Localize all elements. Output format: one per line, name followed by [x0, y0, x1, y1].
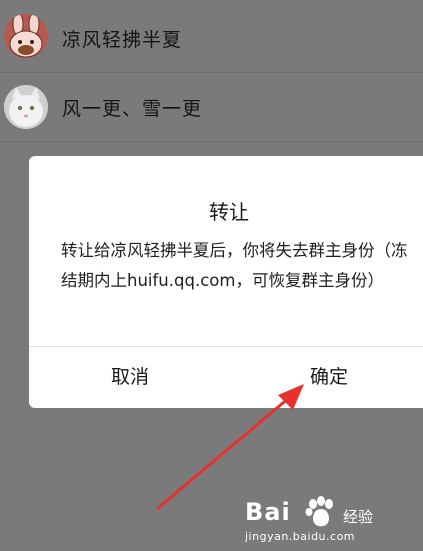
transfer-dialog: 转让 转让给凉风轻拂半夏后，你将失去群主身份（冻结期内上huifu.qq.com…	[29, 156, 423, 408]
contact-name: 凉风轻拂半夏	[62, 28, 183, 51]
dialog-message: 转让给凉风轻拂半夏后，你将失去群主身份（冻结期内上huifu.qq.com，可恢…	[61, 241, 408, 290]
confirm-button[interactable]: 确定	[269, 347, 389, 408]
white-cat-avatar	[4, 85, 48, 129]
watermark-brand: Bai	[245, 498, 291, 526]
baidu-paw-icon	[305, 496, 333, 527]
contact-row-1[interactable]: 凉风轻拂半夏	[0, 4, 423, 73]
dialog-title: 转让	[209, 200, 249, 224]
watermark-brand-suffix: 经验	[343, 508, 374, 526]
baidu-jingyan-watermark: Bai 经验 jingyan.baidu.com	[245, 494, 415, 546]
contact-name: 风一更、雪一更	[62, 97, 203, 120]
contact-row-2[interactable]: 风一更、雪一更	[0, 73, 423, 142]
cartoon-rabbit-avatar	[4, 14, 48, 58]
cancel-button[interactable]: 取消	[70, 347, 190, 408]
watermark-url: jingyan.baidu.com	[245, 530, 356, 543]
dialog-button-bar: 取消 确定	[29, 347, 423, 408]
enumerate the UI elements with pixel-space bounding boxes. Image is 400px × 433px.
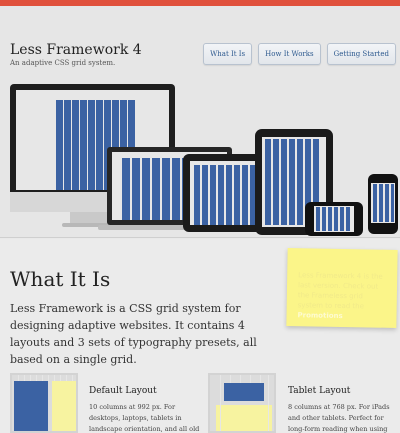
nav-what-it-is-button[interactable]: What It Is [203, 43, 253, 65]
default-layout-thumbnail [10, 373, 78, 433]
tablet-layout-thumbnail [208, 373, 276, 433]
main-content: What It Is Less Framework is a CSS grid … [0, 239, 400, 433]
site-subtitle: An adaptive CSS grid system. [10, 59, 116, 67]
phone-landscape-device [305, 202, 363, 236]
sticky-note[interactable]: Less Framework 4 is the last version. Ch… [286, 248, 398, 328]
tablet-layout-grid-icon [210, 375, 274, 431]
phone-portrait-device [368, 174, 398, 234]
tablet-layout-description: 8 columns at 768 px. For iPads and other… [288, 403, 390, 433]
devices-illustration [10, 84, 398, 236]
tablet-layout-title: Tablet Layout [288, 386, 351, 396]
sticky-note-text: Less Framework 4 is the last version. Ch… [297, 271, 383, 311]
nav-getting-started-button[interactable]: Getting Started [326, 43, 396, 65]
sticky-note-promo: Promotions [297, 311, 343, 321]
intro-paragraph: Less Framework is a CSS grid system for … [10, 302, 257, 366]
nav-how-it-works-button[interactable]: How It Works [258, 43, 321, 65]
site-title: Less Framework 4 [10, 42, 142, 58]
top-nav: What It Is How It Works Getting Started [203, 43, 396, 65]
default-layout-grid-icon [12, 375, 76, 431]
default-layout-description: 10 columns at 992 px. For desktops, lapt… [89, 403, 200, 433]
tablet-landscape-device [183, 154, 265, 232]
site-header: Less Framework 4 An adaptive CSS grid sy… [0, 6, 400, 238]
default-layout-title: Default Layout [89, 386, 157, 396]
section-heading: What It Is [10, 267, 111, 291]
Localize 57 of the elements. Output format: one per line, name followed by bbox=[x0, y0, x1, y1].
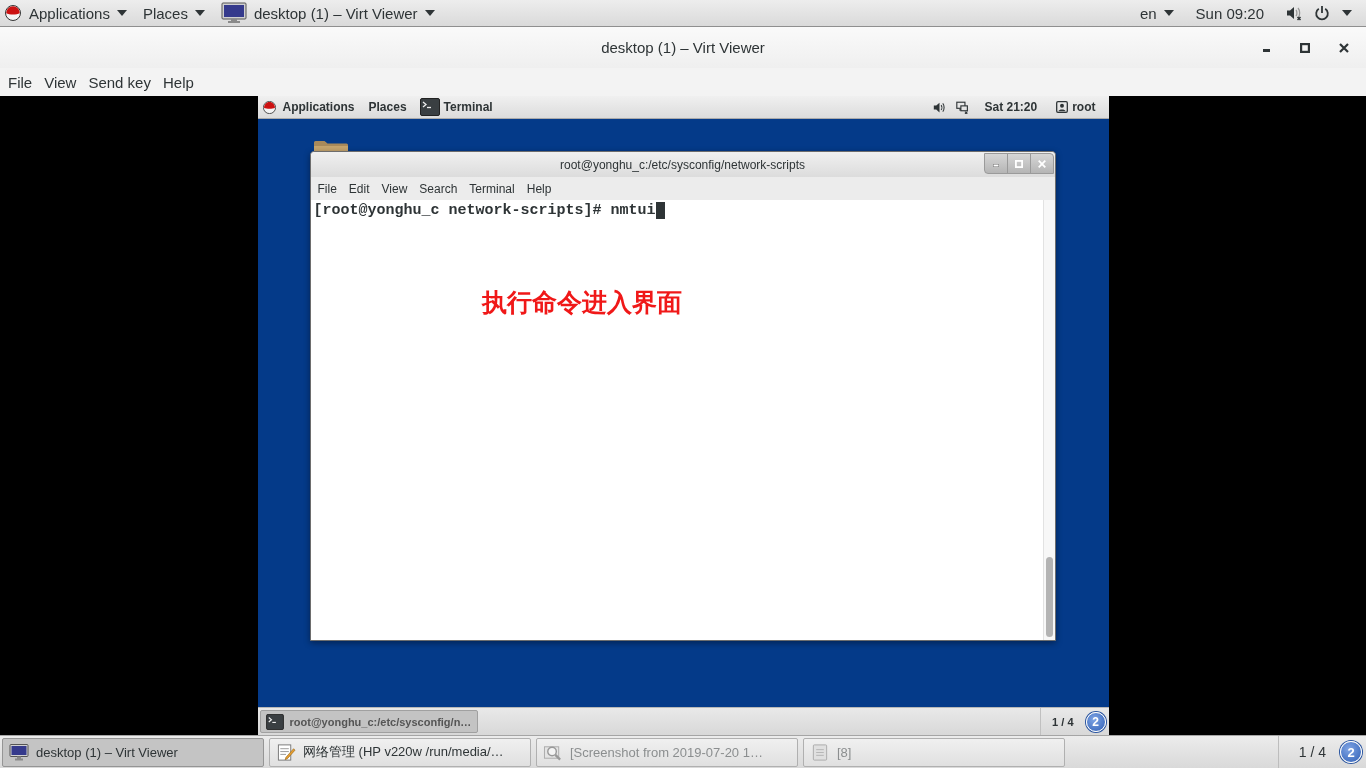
terminal-icon bbox=[419, 98, 440, 116]
menu-item[interactable]: Help bbox=[156, 70, 200, 94]
workspace-indicator[interactable]: 1 / 4 bbox=[1050, 715, 1076, 728]
annotation-text: 执行命令进入界面 bbox=[481, 287, 682, 319]
document-icon bbox=[810, 742, 830, 762]
hat-logo-icon[interactable] bbox=[5, 5, 21, 21]
maximize-icon bbox=[1014, 159, 1023, 168]
top-bar-menu[interactable]: Applications bbox=[21, 0, 135, 26]
close-icon[interactable] bbox=[1339, 42, 1349, 53]
menu-item[interactable]: Help bbox=[520, 178, 558, 199]
notepad-icon bbox=[276, 742, 296, 762]
keyboard-layout-menu[interactable]: en bbox=[1131, 0, 1182, 26]
network-icon[interactable] bbox=[956, 100, 970, 114]
top-bar-menu[interactable]: Places bbox=[134, 0, 213, 26]
clock[interactable]: Sun 09:20 bbox=[1181, 0, 1278, 26]
menu-item[interactable]: View bbox=[38, 70, 83, 94]
menu-item[interactable]: View bbox=[375, 178, 414, 199]
scrollbar[interactable] bbox=[1042, 200, 1055, 640]
caret-icon bbox=[194, 10, 205, 16]
close-icon bbox=[1037, 159, 1046, 168]
volume-icon[interactable] bbox=[933, 100, 947, 114]
hat-logo-icon[interactable] bbox=[262, 100, 276, 114]
taskbar-button[interactable]: desktop (1) – Virt Viewer bbox=[2, 737, 264, 767]
power-icon bbox=[1314, 5, 1330, 21]
user-icon bbox=[1056, 101, 1069, 113]
cursor-icon bbox=[655, 202, 665, 219]
scrollbar-thumb[interactable] bbox=[1045, 557, 1053, 637]
menu-item[interactable]: Search bbox=[413, 178, 464, 199]
maximize-icon[interactable] bbox=[1300, 42, 1310, 53]
menu-item[interactable]: Terminal bbox=[463, 178, 521, 199]
clock[interactable]: Sat 21:20 bbox=[972, 96, 1050, 118]
caret-icon bbox=[1163, 10, 1174, 16]
top-bar-menu[interactable]: Applications bbox=[275, 96, 362, 118]
close-button[interactable] bbox=[1029, 153, 1054, 174]
menu-item[interactable]: Edit bbox=[342, 178, 376, 199]
menu-item[interactable]: Send key bbox=[82, 70, 157, 94]
folder-icon[interactable] bbox=[312, 140, 349, 151]
volume-muted-icon bbox=[1286, 5, 1302, 21]
caret-icon bbox=[424, 10, 435, 16]
minimize-icon bbox=[992, 164, 999, 167]
monitor-icon bbox=[9, 742, 29, 762]
workspace-indicator[interactable]: 1 / 4 bbox=[1296, 744, 1328, 760]
menu-item[interactable]: File bbox=[2, 70, 39, 94]
command-line: [root@yonghu_c network-scripts]# nmtui bbox=[313, 202, 656, 219]
taskbar-button[interactable]: root@yonghu_c:/etc/sysconfig/n… bbox=[259, 710, 478, 733]
user-menu[interactable]: root bbox=[1049, 96, 1103, 118]
window-title: desktop (1) – Virt Viewer bbox=[601, 39, 765, 56]
maximize-button[interactable] bbox=[1006, 153, 1031, 174]
caret-icon bbox=[1342, 10, 1352, 16]
caret-icon bbox=[116, 10, 127, 16]
app-menu[interactable]: Terminal bbox=[417, 96, 500, 118]
terminal-icon bbox=[265, 713, 284, 730]
top-bar-menu[interactable]: Places bbox=[361, 96, 414, 118]
menu-item[interactable]: File bbox=[311, 178, 343, 199]
app-menu[interactable]: desktop (1) – Virt Viewer bbox=[212, 0, 443, 26]
window-title: root@yonghu_c:/etc/sysconfig/network-scripts bbox=[560, 157, 805, 172]
taskbar-button[interactable]: 网络管理 (HP v220w /run/media/… bbox=[269, 737, 531, 767]
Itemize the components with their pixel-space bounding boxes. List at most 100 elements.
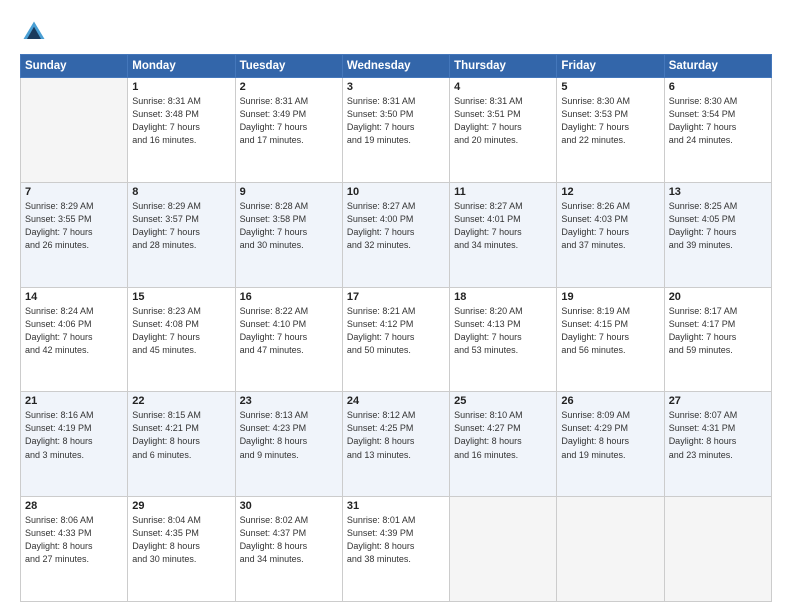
col-header-saturday: Saturday [664, 55, 771, 78]
logo-icon [20, 18, 48, 46]
day-number: 29 [132, 500, 230, 512]
day-cell: 29 Sunrise: 8:04 AM Sunset: 4:35 PM Dayli… [128, 497, 235, 602]
day-cell: 7 Sunrise: 8:29 AM Sunset: 3:55 PM Daylig… [21, 182, 128, 287]
day-number: 5 [561, 81, 659, 93]
day-cell: 5 Sunrise: 8:30 AM Sunset: 3:53 PM Daylig… [557, 78, 664, 183]
day-number: 28 [25, 500, 123, 512]
day-cell: 18 Sunrise: 8:20 AM Sunset: 4:13 PM Dayli… [450, 287, 557, 392]
day-info: Sunrise: 8:26 AM Sunset: 4:03 PM Dayligh… [561, 200, 659, 252]
calendar-table: SundayMondayTuesdayWednesdayThursdayFrid… [20, 54, 772, 602]
logo [20, 18, 52, 46]
day-info: Sunrise: 8:25 AM Sunset: 4:05 PM Dayligh… [669, 200, 767, 252]
day-info: Sunrise: 8:13 AM Sunset: 4:23 PM Dayligh… [240, 409, 338, 461]
day-info: Sunrise: 8:20 AM Sunset: 4:13 PM Dayligh… [454, 305, 552, 357]
day-number: 14 [25, 291, 123, 303]
col-header-thursday: Thursday [450, 55, 557, 78]
day-cell: 31 Sunrise: 8:01 AM Sunset: 4:39 PM Dayli… [342, 497, 449, 602]
day-number: 21 [25, 395, 123, 407]
day-number: 26 [561, 395, 659, 407]
page: SundayMondayTuesdayWednesdayThursdayFrid… [0, 0, 792, 612]
day-cell: 11 Sunrise: 8:27 AM Sunset: 4:01 PM Dayli… [450, 182, 557, 287]
day-info: Sunrise: 8:30 AM Sunset: 3:54 PM Dayligh… [669, 95, 767, 147]
day-number: 6 [669, 81, 767, 93]
day-info: Sunrise: 8:21 AM Sunset: 4:12 PM Dayligh… [347, 305, 445, 357]
day-cell: 20 Sunrise: 8:17 AM Sunset: 4:17 PM Dayli… [664, 287, 771, 392]
day-info: Sunrise: 8:28 AM Sunset: 3:58 PM Dayligh… [240, 200, 338, 252]
day-number: 8 [132, 186, 230, 198]
col-header-monday: Monday [128, 55, 235, 78]
header [20, 18, 772, 46]
day-info: Sunrise: 8:09 AM Sunset: 4:29 PM Dayligh… [561, 409, 659, 461]
day-number: 30 [240, 500, 338, 512]
day-cell: 2 Sunrise: 8:31 AM Sunset: 3:49 PM Daylig… [235, 78, 342, 183]
day-info: Sunrise: 8:22 AM Sunset: 4:10 PM Dayligh… [240, 305, 338, 357]
day-cell: 21Sunrise: 8:16 AM Sunset: 4:19 PM Dayli… [21, 392, 128, 497]
day-number: 19 [561, 291, 659, 303]
day-info: Sunrise: 8:06 AM Sunset: 4:33 PM Dayligh… [25, 514, 123, 566]
day-info: Sunrise: 8:29 AM Sunset: 3:57 PM Dayligh… [132, 200, 230, 252]
day-info: Sunrise: 8:15 AM Sunset: 4:21 PM Dayligh… [132, 409, 230, 461]
day-cell: 30 Sunrise: 8:02 AM Sunset: 4:37 PM Dayli… [235, 497, 342, 602]
day-cell: 14 Sunrise: 8:24 AM Sunset: 4:06 PM Dayli… [21, 287, 128, 392]
day-info: Sunrise: 8:27 AM Sunset: 4:00 PM Dayligh… [347, 200, 445, 252]
day-number: 23 [240, 395, 338, 407]
day-number: 2 [240, 81, 338, 93]
day-info: Sunrise: 8:17 AM Sunset: 4:17 PM Dayligh… [669, 305, 767, 357]
day-cell: 25Sunrise: 8:10 AM Sunset: 4:27 PM Dayli… [450, 392, 557, 497]
day-number: 1 [132, 81, 230, 93]
day-cell: 27 Sunrise: 8:07 AM Sunset: 4:31 PM Dayli… [664, 392, 771, 497]
day-info: Sunrise: 8:27 AM Sunset: 4:01 PM Dayligh… [454, 200, 552, 252]
day-info: Sunrise: 8:31 AM Sunset: 3:48 PM Dayligh… [132, 95, 230, 147]
day-cell: 16Sunrise: 8:22 AM Sunset: 4:10 PM Dayli… [235, 287, 342, 392]
week-row-2: 7 Sunrise: 8:29 AM Sunset: 3:55 PM Daylig… [21, 182, 772, 287]
col-header-friday: Friday [557, 55, 664, 78]
day-cell: 22 Sunrise: 8:15 AM Sunset: 4:21 PM Dayli… [128, 392, 235, 497]
day-info: Sunrise: 8:31 AM Sunset: 3:49 PM Dayligh… [240, 95, 338, 147]
day-info: Sunrise: 8:19 AM Sunset: 4:15 PM Dayligh… [561, 305, 659, 357]
day-cell: 13 Sunrise: 8:25 AM Sunset: 4:05 PM Dayli… [664, 182, 771, 287]
day-info: Sunrise: 8:12 AM Sunset: 4:25 PM Dayligh… [347, 409, 445, 461]
day-number: 24 [347, 395, 445, 407]
day-info: Sunrise: 8:02 AM Sunset: 4:37 PM Dayligh… [240, 514, 338, 566]
day-cell: 9Sunrise: 8:28 AM Sunset: 3:58 PM Daylig… [235, 182, 342, 287]
week-row-1: 1 Sunrise: 8:31 AM Sunset: 3:48 PM Daylig… [21, 78, 772, 183]
day-info: Sunrise: 8:31 AM Sunset: 3:51 PM Dayligh… [454, 95, 552, 147]
day-number: 7 [25, 186, 123, 198]
day-info: Sunrise: 8:24 AM Sunset: 4:06 PM Dayligh… [25, 305, 123, 357]
day-number: 18 [454, 291, 552, 303]
day-number: 31 [347, 500, 445, 512]
col-header-wednesday: Wednesday [342, 55, 449, 78]
day-cell: 12 Sunrise: 8:26 AM Sunset: 4:03 PM Dayli… [557, 182, 664, 287]
week-row-3: 14 Sunrise: 8:24 AM Sunset: 4:06 PM Dayli… [21, 287, 772, 392]
day-cell [664, 497, 771, 602]
day-number: 4 [454, 81, 552, 93]
day-number: 25 [454, 395, 552, 407]
day-cell: 6 Sunrise: 8:30 AM Sunset: 3:54 PM Daylig… [664, 78, 771, 183]
day-cell: 24 Sunrise: 8:12 AM Sunset: 4:25 PM Dayli… [342, 392, 449, 497]
day-info: Sunrise: 8:29 AM Sunset: 3:55 PM Dayligh… [25, 200, 123, 252]
day-cell: 15Sunrise: 8:23 AM Sunset: 4:08 PM Dayli… [128, 287, 235, 392]
week-row-5: 28 Sunrise: 8:06 AM Sunset: 4:33 PM Dayli… [21, 497, 772, 602]
day-info: Sunrise: 8:01 AM Sunset: 4:39 PM Dayligh… [347, 514, 445, 566]
day-cell: 8 Sunrise: 8:29 AM Sunset: 3:57 PM Daylig… [128, 182, 235, 287]
day-cell: 3Sunrise: 8:31 AM Sunset: 3:50 PM Daylig… [342, 78, 449, 183]
day-number: 20 [669, 291, 767, 303]
day-cell [450, 497, 557, 602]
day-cell: 28 Sunrise: 8:06 AM Sunset: 4:33 PM Dayli… [21, 497, 128, 602]
day-number: 11 [454, 186, 552, 198]
day-info: Sunrise: 8:30 AM Sunset: 3:53 PM Dayligh… [561, 95, 659, 147]
day-number: 17 [347, 291, 445, 303]
day-number: 22 [132, 395, 230, 407]
day-number: 27 [669, 395, 767, 407]
col-header-sunday: Sunday [21, 55, 128, 78]
day-number: 12 [561, 186, 659, 198]
day-number: 13 [669, 186, 767, 198]
day-cell [557, 497, 664, 602]
day-cell: 1 Sunrise: 8:31 AM Sunset: 3:48 PM Daylig… [128, 78, 235, 183]
day-info: Sunrise: 8:07 AM Sunset: 4:31 PM Dayligh… [669, 409, 767, 461]
day-cell: 26 Sunrise: 8:09 AM Sunset: 4:29 PM Dayli… [557, 392, 664, 497]
day-cell: 19 Sunrise: 8:19 AM Sunset: 4:15 PM Dayli… [557, 287, 664, 392]
week-row-4: 21Sunrise: 8:16 AM Sunset: 4:19 PM Dayli… [21, 392, 772, 497]
col-header-tuesday: Tuesday [235, 55, 342, 78]
day-info: Sunrise: 8:04 AM Sunset: 4:35 PM Dayligh… [132, 514, 230, 566]
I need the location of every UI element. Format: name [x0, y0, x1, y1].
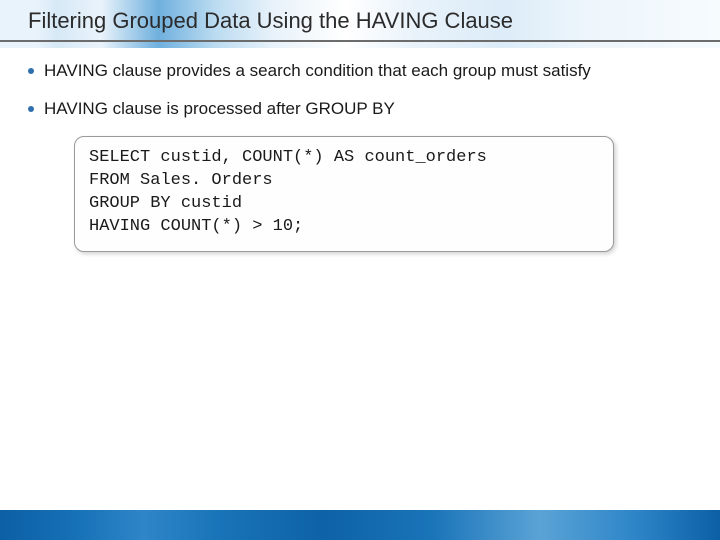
bullet-item: HAVING clause is processed after GROUP B… [28, 98, 690, 120]
slide-title: Filtering Grouped Data Using the HAVING … [28, 8, 700, 34]
title-underline [0, 40, 720, 42]
bullet-text: HAVING clause is processed after GROUP B… [44, 99, 395, 118]
bullet-text: HAVING clause provides a search conditio… [44, 61, 591, 80]
footer-band [0, 510, 720, 540]
bullet-item: HAVING clause provides a search conditio… [28, 60, 690, 82]
slide-content: HAVING clause provides a search conditio… [28, 60, 690, 252]
code-block: SELECT custid, COUNT(*) AS count_orders … [74, 136, 614, 252]
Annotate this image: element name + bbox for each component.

--*--

* **EXERCISE AIM**
Copy the part of the items that opens with the line containing "nav-what-it-is-button[interactable]: What It" and closes with the line containing "phone-landscape-device [305, 202, 363, 236]", reproducing those lines exactly as they appear.

* **SOLUTION TO THIS PROBLEM**
nav-what-it-is-button[interactable]: What It Is [203, 43, 253, 65]
default-layout-thumbnail [10, 373, 78, 433]
tablet-layout-thumbnail [208, 373, 276, 433]
main-content: What It Is Less Framework is a CSS grid … [0, 239, 400, 433]
site-subtitle: An adaptive CSS grid system. [10, 59, 116, 67]
phone-landscape-device [305, 202, 363, 236]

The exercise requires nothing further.